──────── Stored rows ────────

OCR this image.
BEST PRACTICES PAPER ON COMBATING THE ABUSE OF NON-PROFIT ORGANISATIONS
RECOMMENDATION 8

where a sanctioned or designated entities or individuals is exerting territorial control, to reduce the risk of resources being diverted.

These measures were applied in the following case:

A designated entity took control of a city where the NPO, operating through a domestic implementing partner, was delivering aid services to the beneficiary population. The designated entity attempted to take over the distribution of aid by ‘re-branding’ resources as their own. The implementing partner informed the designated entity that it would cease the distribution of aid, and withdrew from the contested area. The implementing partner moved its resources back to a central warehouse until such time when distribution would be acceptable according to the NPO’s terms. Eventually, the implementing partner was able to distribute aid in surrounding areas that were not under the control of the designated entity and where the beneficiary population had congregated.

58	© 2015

────────

Work to be completed → Copy down the material exactly as written.

Full response →
OCR this image.
BEST PRACTICES PAPER ON COMBATING THE ABUSE OF NON-PROFIT ORGANISATIONS
RECOMMENDATION 8

where a sanctioned or designated entities or individuals is exerting territorial control, to reduce the risk of resources being diverted.

These measures were applied in the following case:

A designated entity took control of a city where the NPO, operating through a domestic implementing partner, was delivering aid services to the beneficiary population. The designated entity attempted to take over the distribution of aid by ‘re-branding’ resources as their own. The implementing partner informed the designated entity that it would cease the distribution of aid, and withdrew from the contested area. The implementing partner moved its resources back to a central warehouse until such time when distribution would be acceptable according to the NPO’s terms. Eventually, the implementing partner was able to distribute aid in surrounding areas that were not under the control of the designated entity and where the beneficiary population had congregated.

58	© 2015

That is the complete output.